STATED EXERCISE: Give back the full material, exactly as it reads.

━━━━━ SUPPLIED MATERIAL ━━━━━

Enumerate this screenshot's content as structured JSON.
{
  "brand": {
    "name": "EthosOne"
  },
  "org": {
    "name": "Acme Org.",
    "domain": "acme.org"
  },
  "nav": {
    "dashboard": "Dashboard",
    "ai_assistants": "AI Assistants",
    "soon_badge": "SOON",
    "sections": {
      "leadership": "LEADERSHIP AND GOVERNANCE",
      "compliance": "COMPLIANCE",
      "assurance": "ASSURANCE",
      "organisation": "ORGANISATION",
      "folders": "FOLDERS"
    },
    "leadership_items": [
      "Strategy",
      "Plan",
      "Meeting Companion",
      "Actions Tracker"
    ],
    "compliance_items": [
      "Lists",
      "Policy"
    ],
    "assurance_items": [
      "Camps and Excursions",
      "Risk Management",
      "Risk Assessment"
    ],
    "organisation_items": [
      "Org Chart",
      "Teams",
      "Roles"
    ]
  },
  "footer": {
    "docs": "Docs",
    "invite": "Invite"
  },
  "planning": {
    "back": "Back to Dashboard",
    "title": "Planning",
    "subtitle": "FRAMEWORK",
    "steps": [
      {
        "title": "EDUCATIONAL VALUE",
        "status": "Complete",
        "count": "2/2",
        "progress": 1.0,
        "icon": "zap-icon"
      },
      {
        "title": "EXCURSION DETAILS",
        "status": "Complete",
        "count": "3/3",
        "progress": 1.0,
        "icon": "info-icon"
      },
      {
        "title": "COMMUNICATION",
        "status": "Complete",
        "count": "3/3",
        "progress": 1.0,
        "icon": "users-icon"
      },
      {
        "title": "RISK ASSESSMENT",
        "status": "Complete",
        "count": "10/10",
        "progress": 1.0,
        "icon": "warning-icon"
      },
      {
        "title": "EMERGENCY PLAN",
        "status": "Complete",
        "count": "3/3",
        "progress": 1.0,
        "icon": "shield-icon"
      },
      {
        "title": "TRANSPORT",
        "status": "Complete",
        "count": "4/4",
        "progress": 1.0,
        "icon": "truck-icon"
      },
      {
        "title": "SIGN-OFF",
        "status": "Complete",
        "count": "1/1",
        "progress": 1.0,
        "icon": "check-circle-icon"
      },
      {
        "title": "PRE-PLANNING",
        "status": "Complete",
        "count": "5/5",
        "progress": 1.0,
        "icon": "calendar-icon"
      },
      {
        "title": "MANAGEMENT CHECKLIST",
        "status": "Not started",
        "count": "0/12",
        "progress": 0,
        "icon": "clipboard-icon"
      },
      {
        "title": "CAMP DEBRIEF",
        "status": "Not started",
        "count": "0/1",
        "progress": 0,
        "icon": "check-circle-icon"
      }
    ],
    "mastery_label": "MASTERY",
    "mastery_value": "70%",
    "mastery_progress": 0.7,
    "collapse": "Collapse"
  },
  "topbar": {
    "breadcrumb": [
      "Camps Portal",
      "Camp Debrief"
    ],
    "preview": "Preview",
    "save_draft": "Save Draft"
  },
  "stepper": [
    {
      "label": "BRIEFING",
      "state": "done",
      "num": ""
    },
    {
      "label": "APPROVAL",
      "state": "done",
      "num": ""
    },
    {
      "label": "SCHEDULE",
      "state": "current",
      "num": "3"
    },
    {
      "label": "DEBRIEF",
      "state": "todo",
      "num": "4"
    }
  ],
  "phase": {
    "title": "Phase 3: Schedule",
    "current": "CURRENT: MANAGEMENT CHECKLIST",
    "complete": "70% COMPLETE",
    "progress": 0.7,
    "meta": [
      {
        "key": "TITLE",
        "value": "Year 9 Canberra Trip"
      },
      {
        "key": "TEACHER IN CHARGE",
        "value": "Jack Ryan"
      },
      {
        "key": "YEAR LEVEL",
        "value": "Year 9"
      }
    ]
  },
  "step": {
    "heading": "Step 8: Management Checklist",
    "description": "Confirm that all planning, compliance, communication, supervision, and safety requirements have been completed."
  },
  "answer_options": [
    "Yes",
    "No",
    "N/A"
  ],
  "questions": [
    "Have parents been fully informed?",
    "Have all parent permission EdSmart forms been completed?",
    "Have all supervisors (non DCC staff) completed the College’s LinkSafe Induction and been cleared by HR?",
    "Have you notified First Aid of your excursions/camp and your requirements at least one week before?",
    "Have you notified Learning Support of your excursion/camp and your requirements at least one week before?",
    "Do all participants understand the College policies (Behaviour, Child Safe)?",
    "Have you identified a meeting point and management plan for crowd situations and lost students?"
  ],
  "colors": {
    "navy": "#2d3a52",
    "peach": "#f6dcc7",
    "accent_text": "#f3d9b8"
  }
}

━━━━━

ANSWER:
Enumerate this screenshot's content as structured JSON.
{
  "brand": {
    "name": "EthosOne"
  },
  "org": {
    "name": "Acme Org.",
    "domain": "acme.org"
  },
  "nav": {
    "dashboard": "Dashboard",
    "ai_assistants": "AI Assistants",
    "soon_badge": "SOON",
    "sections": {
      "leadership": "LEADERSHIP AND GOVERNANCE",
      "compliance": "COMPLIANCE",
      "assurance": "ASSURANCE",
      "organisation": "ORGANISATION",
      "folders": "FOLDERS"
    },
    "leadership_items": [
      "Strategy",
      "Plan",
      "Meeting Companion",
      "Actions Tracker"
    ],
    "compliance_items": [
      "Lists",
      "Policy"
    ],
    "assurance_items": [
      "Camps and Excursions",
      "Risk Management",
      "Risk Assessment"
    ],
    "organisation_items": [
      "Org Chart",
      "Teams",
      "Roles"
    ]
  },
  "footer": {
    "docs": "Docs",
    "invite": "Invite"
  },
  "planning": {
    "back": "Back to Dashboard",
    "title": "Planning",
    "subtitle": "FRAMEWORK",
    "steps": [
      {
        "title": "EDUCATIONAL VALUE",
        "status": "Complete",
        "count": "2/2",
        "progress": 1.0,
        "icon": "zap-icon"
      },
      {
        "title": "EXCURSION DETAILS",
        "status": "Complete",
        "count": "3/3",
        "progress": 1.0,
        "icon": "info-icon"
      },
      {
        "title": "COMMUNICATION",
        "status": "Complete",
        "count": "3/3",
        "progress": 1.0,
        "icon": "users-icon"
      },
      {
        "title": "RISK ASSESSMENT",
        "status": "Complete",
        "count": "10/10",
        "progress": 1.0,
        "icon": "warning-icon"
      },
      {
        "title": "EMERGENCY PLAN",
        "status": "Complete",
        "count": "3/3",
        "progress": 1.0,
        "icon": "shield-icon"
      },
      {
        "title": "TRANSPORT",
        "status": "Complete",
        "count": "4/4",
        "progress": 1.0,
        "icon": "truck-icon"
      },
      {
        "title": "SIGN-OFF",
        "status": "Complete",
        "count": "1/1",
        "progress": 1.0,
        "icon": "check-circle-icon"
      },
      {
        "title": "PRE-PLANNING",
        "status": "Complete",
        "count": "5/5",
        "progress": 1.0,
        "icon": "calendar-icon"
      },
      {
        "title": "MANAGEMENT CHECKLIST",
        "status": "Not started",
        "count": "0/12",
        "progress": 0,
        "icon": "clipboard-icon"
      },
      {
        "title": "CAMP DEBRIEF",
        "status": "Not started",
        "count": "0/1",
        "progress": 0,
        "icon": "check-circle-icon"
      }
    ],
    "mastery_label": "MASTERY",
    "mastery_value": "70%",
    "mastery_progress": 0.7,
    "collapse": "Collapse"
  },
  "topbar": {
    "breadcrumb": [
      "Camps Portal",
      "Camp Debrief"
    ],
    "preview": "Preview",
    "save_draft": "Save Draft"
  },
  "stepper": [
    {
      "label": "BRIEFING",
      "state": "done",
      "num": ""
    },
    {
      "label": "APPROVAL",
      "state": "done",
      "num": ""
    },
    {
      "label": "SCHEDULE",
      "state": "current",
      "num": "3"
    },
    {
      "label": "DEBRIEF",
      "state": "todo",
      "num": "4"
    }
  ],
  "phase": {
    "title": "Phase 3: Schedule",
    "current": "CURRENT: MANAGEMENT CHECKLIST",
    "complete": "70% COMPLETE",
    "progress": 0.7,
    "meta": [
      {
        "key": "TITLE",
        "value": "Year 9 Canberra Trip"
      },
      {
        "key": "TEACHER IN CHARGE",
        "value": "Jack Ryan"
      },
      {
        "key": "YEAR LEVEL",
        "value": "Year 9"
      }
    ]
  },
  "step": {
    "heading": "Step 8: Management Checklist",
    "description": "Confirm that all planning, compliance, communication, supervision, and safety requirements have been completed."
  },
  "answer_options": [
    "Yes",
    "No",
    "N/A"
  ],
  "questions": [
    "Have parents been fully informed?",
    "Have all parent permission EdSmart forms been completed?",
    "Have all supervisors (non DCC staff) completed the College’s LinkSafe Induction and been cleared by HR?",
    "Have you notified First Aid of your excursions/camp and your requirements at least one week before?",
    "Have you notified Learning Support of your excursion/camp and your requirements at least one week before?",
    "Do all participants understand the College policies (Behaviour, Child Safe)?",
    "Have you identified a meeting point and management plan for crowd situations and lost students?"
  ],
  "colors": {
    "navy": "#2d3a52",
    "peach": "#f6dcc7",
    "accent_text": "#f3d9b8"
  }
}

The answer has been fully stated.